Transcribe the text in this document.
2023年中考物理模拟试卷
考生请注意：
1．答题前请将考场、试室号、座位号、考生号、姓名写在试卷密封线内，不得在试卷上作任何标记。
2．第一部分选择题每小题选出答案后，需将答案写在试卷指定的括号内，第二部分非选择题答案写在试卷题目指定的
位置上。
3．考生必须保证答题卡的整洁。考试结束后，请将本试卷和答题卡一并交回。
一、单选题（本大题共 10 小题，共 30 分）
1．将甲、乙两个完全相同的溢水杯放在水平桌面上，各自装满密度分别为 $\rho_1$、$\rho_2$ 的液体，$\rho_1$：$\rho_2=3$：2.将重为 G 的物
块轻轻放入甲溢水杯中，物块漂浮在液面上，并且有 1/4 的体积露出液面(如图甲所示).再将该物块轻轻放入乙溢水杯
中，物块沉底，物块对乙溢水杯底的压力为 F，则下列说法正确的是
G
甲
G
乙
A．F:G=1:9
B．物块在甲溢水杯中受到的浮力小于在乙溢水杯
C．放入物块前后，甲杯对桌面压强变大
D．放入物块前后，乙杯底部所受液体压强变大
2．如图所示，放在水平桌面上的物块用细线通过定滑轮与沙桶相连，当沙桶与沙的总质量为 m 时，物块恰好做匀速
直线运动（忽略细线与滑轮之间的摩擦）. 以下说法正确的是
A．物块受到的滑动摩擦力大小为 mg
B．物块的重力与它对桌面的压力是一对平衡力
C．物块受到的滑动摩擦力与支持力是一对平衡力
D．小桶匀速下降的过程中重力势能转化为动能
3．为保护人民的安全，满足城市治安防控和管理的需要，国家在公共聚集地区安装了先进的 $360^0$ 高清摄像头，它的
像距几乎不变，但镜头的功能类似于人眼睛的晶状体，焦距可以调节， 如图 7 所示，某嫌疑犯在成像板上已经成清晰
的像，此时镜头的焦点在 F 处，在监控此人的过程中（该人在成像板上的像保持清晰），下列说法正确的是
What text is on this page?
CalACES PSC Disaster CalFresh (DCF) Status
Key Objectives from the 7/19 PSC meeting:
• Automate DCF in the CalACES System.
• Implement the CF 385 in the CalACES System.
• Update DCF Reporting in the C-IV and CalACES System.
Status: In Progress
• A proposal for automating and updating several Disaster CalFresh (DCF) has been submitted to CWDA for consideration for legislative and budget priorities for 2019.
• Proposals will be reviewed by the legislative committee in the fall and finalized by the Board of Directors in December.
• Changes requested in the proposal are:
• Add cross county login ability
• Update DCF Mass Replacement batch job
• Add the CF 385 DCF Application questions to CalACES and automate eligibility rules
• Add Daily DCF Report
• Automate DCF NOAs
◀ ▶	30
════════════════
Reproduce only the lines running from the one with "What text is on this page?" through the final line of the listing above, both ends included.

TASK RESULT>
What text is on this page?
CalACES PSC Disaster CalFresh (DCF) Status
Key Objectives from the 7/19 PSC meeting:
• Automate DCF in the CalACES System.
• Implement the CF 385 in the CalACES System.
• Update DCF Reporting in the C-IV and CalACES System.
Status: In Progress
• A proposal for automating and updating several Disaster CalFresh (DCF) has been submitted to CWDA for consideration for legislative and budget priorities for 2019.
• Proposals will be reviewed by the legislative committee in the fall and finalized by the Board of Directors in December.
• Changes requested in the proposal are:
• Add cross county login ability
• Update DCF Mass Replacement batch job
• Add the CF 385 DCF Application questions to CalACES and automate eligibility rules
• Add Daily DCF Report
• Automate DCF NOAs
◀ ▶	30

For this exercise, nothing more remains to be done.